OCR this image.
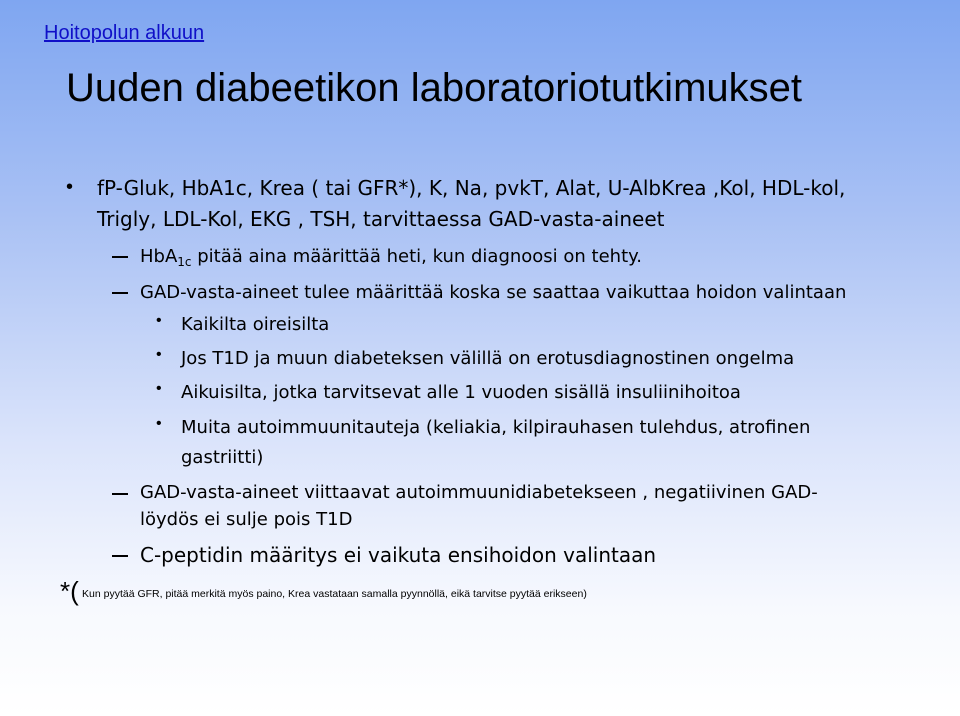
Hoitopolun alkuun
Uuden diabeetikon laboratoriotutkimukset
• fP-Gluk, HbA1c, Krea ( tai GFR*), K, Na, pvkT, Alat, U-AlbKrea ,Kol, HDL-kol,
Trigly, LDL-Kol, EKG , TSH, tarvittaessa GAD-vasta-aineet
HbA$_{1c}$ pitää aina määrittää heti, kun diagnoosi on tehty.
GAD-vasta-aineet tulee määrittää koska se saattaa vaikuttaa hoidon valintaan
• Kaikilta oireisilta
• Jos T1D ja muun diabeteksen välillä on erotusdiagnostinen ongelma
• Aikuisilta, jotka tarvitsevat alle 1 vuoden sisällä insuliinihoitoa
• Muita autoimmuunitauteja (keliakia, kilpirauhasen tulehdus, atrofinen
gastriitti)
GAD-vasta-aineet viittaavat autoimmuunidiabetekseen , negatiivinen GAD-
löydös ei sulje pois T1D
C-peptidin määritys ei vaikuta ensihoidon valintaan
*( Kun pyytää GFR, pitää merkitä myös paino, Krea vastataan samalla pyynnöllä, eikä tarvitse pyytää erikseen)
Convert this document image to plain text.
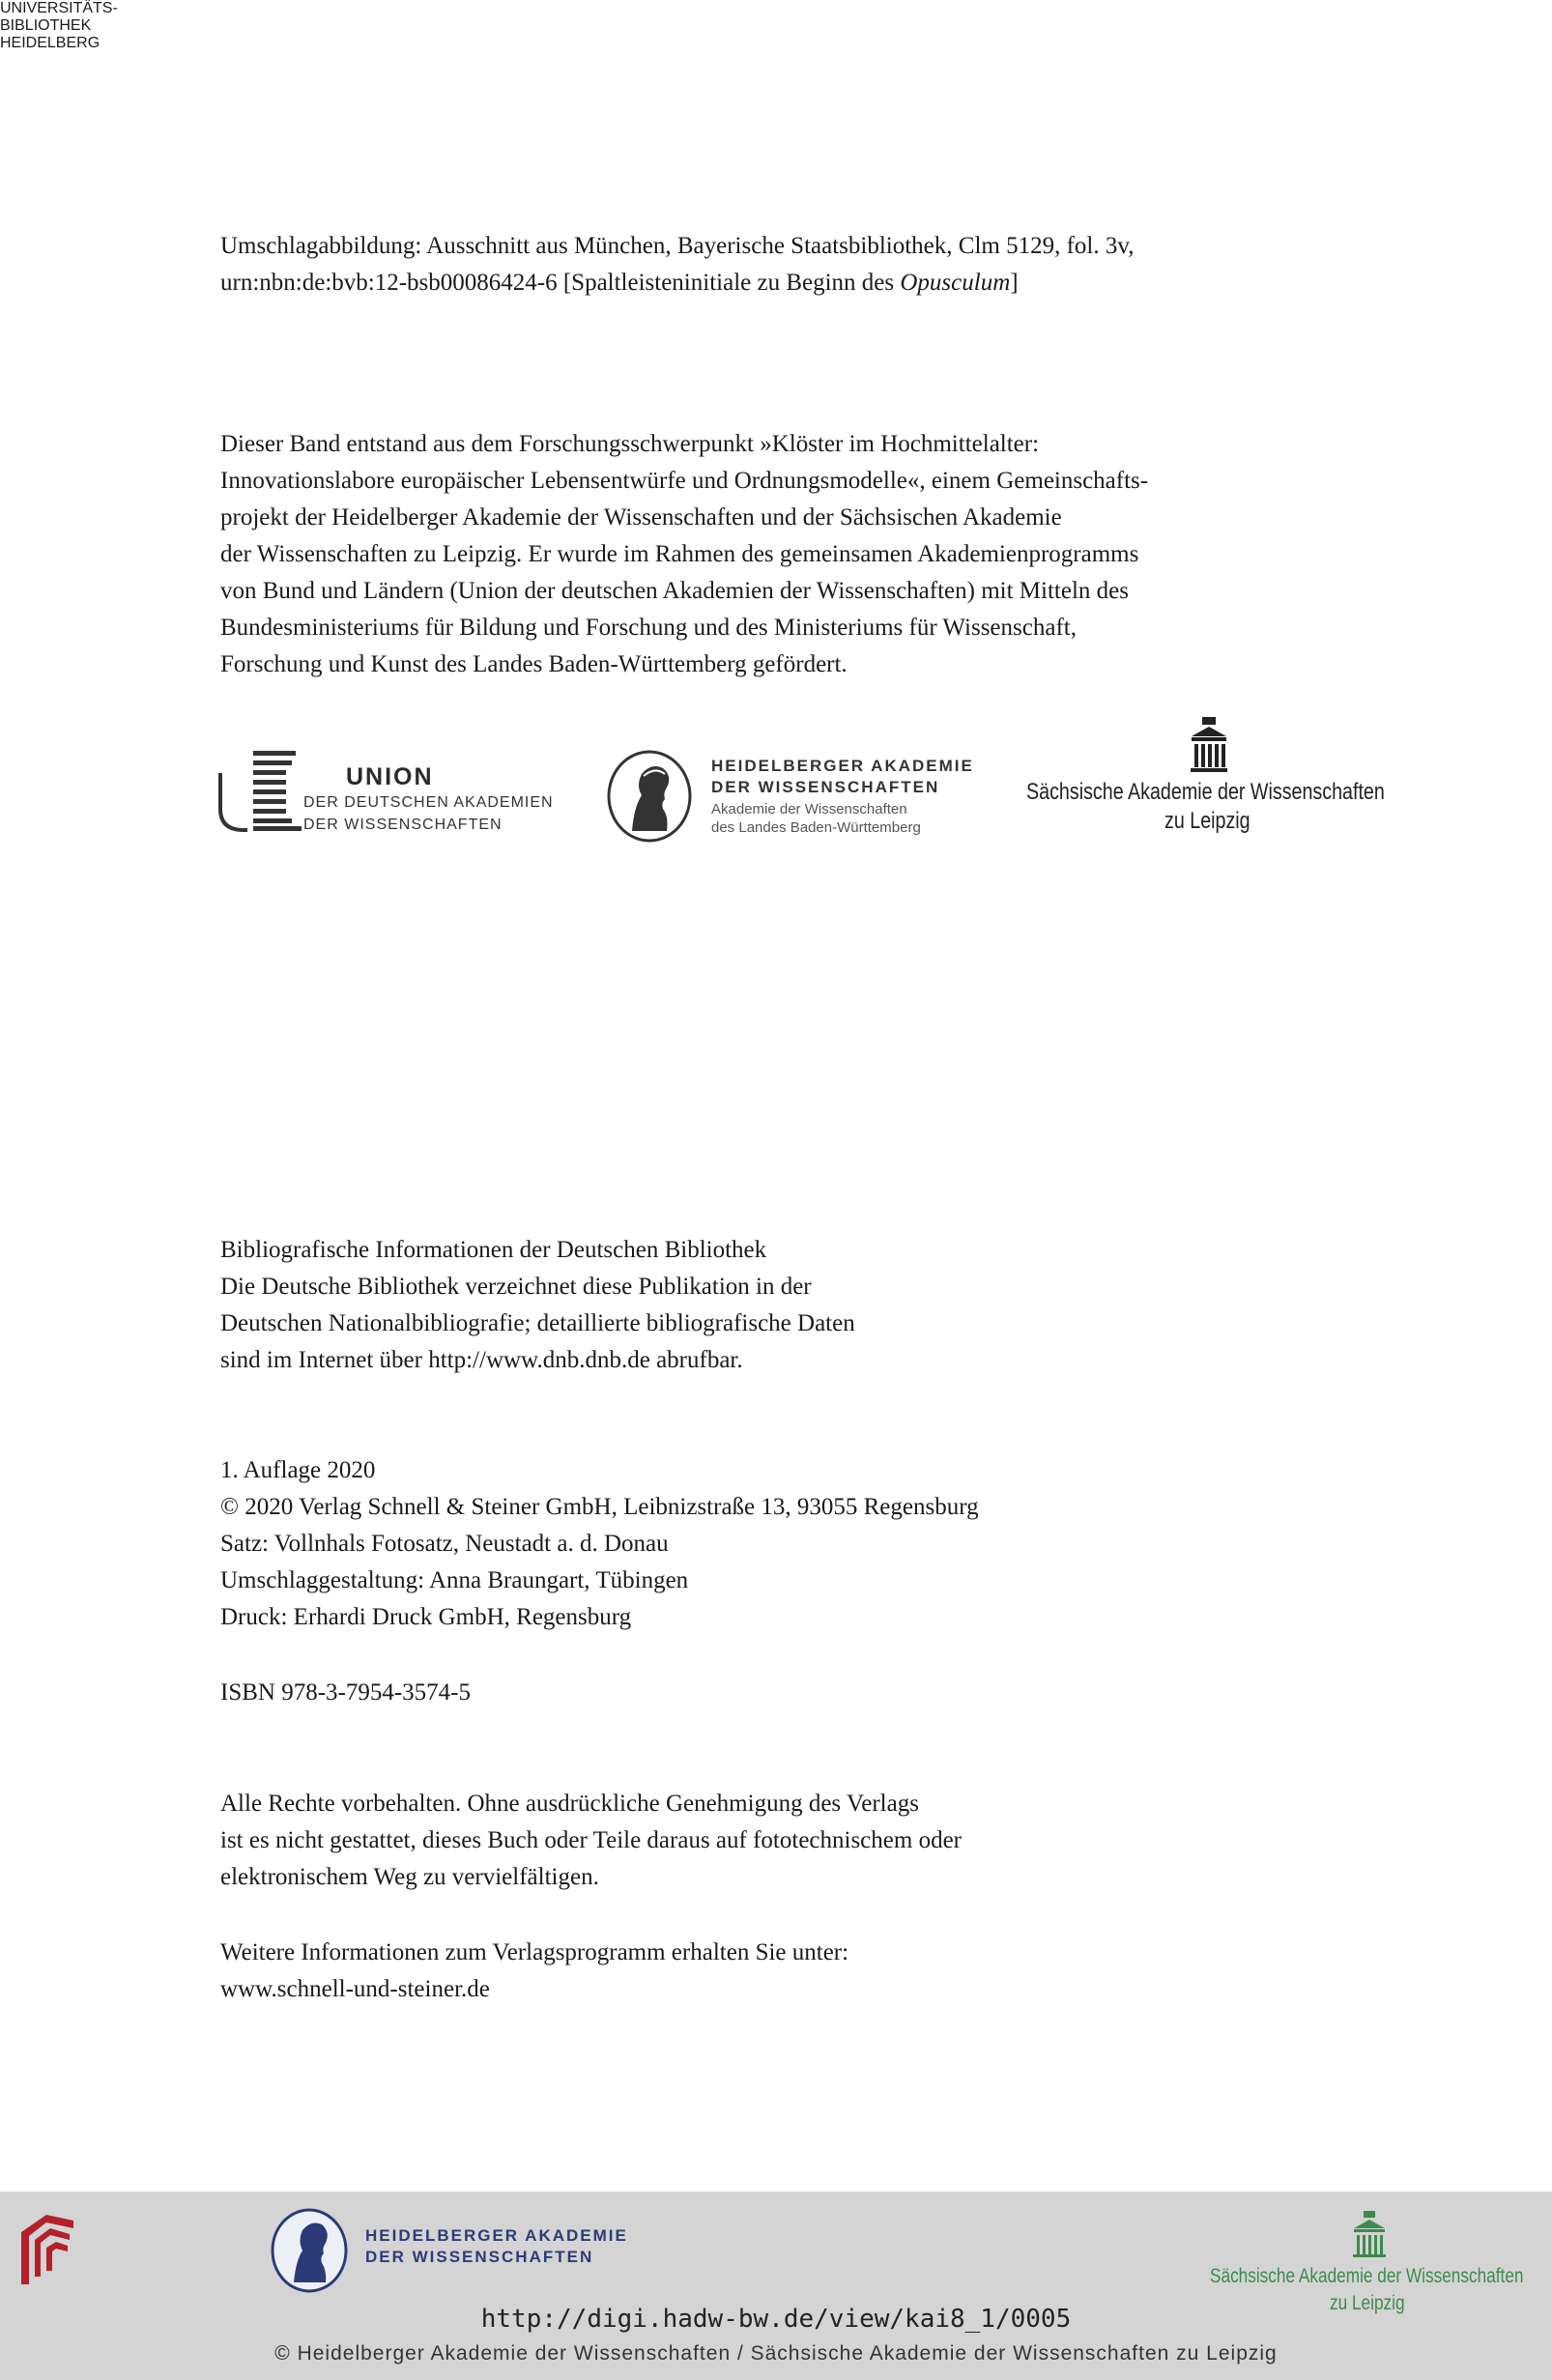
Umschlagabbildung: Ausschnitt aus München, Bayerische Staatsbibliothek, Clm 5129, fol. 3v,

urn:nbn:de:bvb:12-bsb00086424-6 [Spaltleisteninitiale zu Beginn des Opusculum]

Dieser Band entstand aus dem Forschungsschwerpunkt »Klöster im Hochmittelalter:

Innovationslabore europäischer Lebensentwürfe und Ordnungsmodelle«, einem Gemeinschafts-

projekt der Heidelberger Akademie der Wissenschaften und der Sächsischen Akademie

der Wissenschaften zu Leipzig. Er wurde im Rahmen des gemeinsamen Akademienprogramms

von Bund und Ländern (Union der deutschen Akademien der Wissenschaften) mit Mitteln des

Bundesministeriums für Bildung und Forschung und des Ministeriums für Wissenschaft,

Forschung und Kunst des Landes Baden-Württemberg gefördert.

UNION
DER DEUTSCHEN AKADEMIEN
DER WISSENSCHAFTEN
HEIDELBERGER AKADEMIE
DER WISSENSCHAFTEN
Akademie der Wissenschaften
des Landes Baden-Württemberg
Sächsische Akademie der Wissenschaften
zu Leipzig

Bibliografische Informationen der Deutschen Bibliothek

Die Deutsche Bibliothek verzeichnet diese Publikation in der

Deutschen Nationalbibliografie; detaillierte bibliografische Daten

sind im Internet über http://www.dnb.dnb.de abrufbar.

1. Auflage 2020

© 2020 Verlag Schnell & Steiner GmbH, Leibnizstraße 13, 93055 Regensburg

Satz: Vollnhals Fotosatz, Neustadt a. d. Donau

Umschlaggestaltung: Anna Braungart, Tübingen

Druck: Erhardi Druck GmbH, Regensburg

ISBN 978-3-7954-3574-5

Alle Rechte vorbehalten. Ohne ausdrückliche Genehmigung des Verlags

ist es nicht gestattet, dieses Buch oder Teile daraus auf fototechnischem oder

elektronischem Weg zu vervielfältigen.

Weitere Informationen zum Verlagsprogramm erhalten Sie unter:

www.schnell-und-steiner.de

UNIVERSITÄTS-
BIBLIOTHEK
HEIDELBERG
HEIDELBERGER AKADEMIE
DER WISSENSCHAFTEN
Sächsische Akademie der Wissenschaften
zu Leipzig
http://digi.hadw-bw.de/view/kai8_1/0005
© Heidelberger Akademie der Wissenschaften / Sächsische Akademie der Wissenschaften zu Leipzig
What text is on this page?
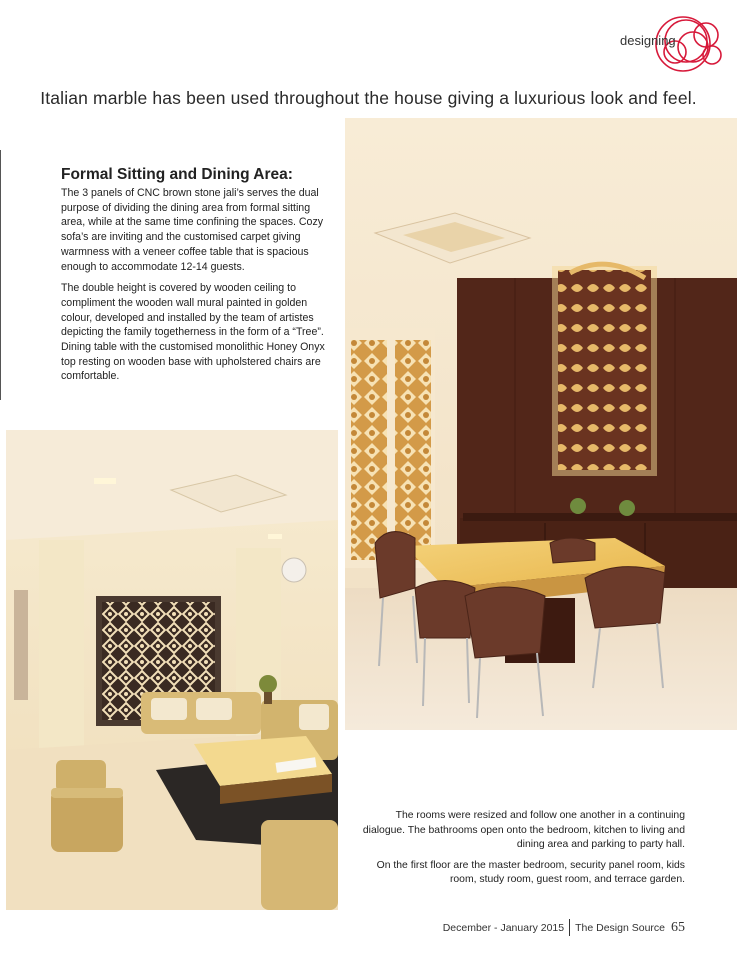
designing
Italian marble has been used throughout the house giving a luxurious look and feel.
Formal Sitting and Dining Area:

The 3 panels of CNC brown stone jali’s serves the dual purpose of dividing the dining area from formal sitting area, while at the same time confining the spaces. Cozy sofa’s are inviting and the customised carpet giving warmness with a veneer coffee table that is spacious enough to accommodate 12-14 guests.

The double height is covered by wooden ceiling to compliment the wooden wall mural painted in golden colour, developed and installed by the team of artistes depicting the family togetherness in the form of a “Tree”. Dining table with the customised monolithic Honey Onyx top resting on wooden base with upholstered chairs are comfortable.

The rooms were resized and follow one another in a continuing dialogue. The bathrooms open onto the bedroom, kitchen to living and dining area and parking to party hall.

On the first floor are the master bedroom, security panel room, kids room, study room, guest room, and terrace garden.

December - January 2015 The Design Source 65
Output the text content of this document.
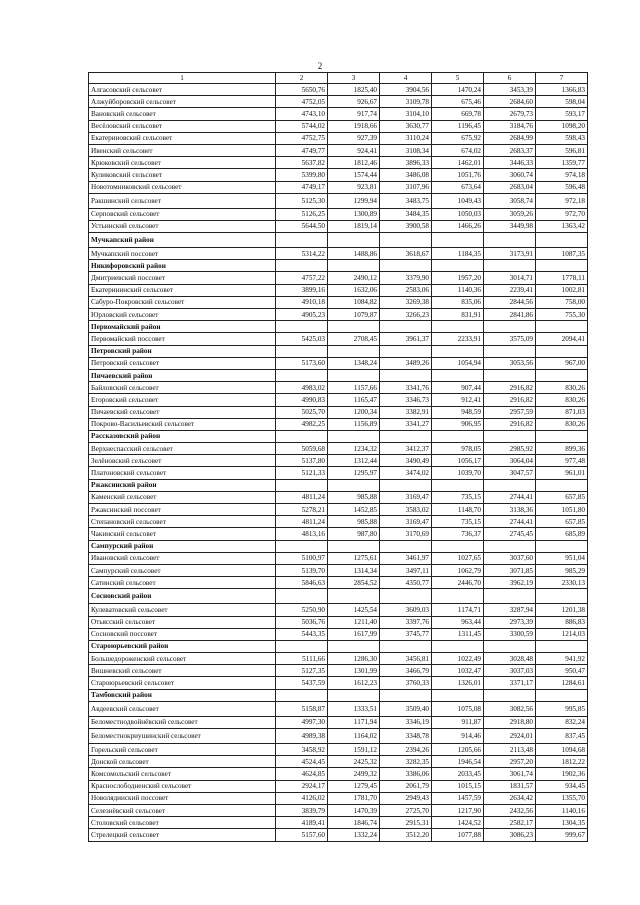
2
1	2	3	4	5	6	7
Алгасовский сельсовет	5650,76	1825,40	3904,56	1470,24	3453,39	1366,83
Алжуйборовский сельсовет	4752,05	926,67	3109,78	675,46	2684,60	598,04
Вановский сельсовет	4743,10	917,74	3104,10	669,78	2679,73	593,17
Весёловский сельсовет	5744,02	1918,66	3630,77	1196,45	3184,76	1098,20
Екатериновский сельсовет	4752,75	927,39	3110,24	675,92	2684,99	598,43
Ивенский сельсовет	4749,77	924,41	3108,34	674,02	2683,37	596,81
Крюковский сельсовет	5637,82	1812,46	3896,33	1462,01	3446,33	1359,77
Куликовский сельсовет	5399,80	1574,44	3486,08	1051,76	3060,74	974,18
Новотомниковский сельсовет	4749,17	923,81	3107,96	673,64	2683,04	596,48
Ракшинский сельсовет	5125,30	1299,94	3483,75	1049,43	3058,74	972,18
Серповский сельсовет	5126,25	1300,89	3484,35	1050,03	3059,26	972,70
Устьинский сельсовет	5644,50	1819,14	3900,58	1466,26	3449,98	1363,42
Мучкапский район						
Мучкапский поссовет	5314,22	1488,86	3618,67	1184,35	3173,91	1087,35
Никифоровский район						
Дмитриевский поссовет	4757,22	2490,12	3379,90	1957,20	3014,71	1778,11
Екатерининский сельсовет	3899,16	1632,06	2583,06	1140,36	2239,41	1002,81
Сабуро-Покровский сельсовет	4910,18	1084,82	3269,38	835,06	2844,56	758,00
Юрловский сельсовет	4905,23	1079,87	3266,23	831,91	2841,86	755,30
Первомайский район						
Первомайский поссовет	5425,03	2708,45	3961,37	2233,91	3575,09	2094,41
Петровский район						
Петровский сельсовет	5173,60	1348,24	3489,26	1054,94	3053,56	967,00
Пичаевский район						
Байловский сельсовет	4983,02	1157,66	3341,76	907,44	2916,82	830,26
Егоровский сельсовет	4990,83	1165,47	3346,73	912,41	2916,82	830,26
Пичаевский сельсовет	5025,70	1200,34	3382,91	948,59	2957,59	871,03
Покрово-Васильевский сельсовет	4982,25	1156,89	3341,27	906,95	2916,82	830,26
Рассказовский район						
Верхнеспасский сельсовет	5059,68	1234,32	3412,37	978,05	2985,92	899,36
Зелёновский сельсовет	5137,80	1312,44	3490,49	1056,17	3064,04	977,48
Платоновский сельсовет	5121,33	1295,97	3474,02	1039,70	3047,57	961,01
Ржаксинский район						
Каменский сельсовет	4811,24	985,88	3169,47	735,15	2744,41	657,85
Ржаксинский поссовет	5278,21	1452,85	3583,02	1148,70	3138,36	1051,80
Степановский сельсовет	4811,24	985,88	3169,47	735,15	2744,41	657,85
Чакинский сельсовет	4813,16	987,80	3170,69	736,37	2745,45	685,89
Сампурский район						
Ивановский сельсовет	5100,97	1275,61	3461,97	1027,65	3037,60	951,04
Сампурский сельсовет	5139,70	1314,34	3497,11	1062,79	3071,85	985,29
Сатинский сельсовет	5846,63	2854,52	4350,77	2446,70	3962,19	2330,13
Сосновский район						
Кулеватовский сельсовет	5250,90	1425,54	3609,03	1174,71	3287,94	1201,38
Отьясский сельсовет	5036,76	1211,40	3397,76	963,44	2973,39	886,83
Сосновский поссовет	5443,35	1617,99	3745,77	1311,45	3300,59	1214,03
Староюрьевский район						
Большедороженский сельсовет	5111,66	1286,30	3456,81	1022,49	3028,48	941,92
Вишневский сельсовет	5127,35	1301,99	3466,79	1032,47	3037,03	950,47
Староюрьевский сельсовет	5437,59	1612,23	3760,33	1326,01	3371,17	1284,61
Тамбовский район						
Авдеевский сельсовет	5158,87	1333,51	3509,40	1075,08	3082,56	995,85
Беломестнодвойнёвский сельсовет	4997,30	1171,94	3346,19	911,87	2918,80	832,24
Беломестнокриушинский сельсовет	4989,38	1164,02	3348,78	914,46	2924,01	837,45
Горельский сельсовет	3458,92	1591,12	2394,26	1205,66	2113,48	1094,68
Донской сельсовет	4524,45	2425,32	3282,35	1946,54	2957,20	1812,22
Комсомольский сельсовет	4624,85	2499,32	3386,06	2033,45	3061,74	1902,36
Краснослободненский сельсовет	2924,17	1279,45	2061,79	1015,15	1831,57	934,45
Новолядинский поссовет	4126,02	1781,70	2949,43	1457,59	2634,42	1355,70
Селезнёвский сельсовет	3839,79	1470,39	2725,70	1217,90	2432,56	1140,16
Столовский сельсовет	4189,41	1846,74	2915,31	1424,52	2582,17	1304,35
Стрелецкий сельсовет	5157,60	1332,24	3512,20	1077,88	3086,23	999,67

● BRIEF: How many lines of the listing above include the word "Württemberg"? Reply with the number alone.

● EXPECTED ANSWER: 2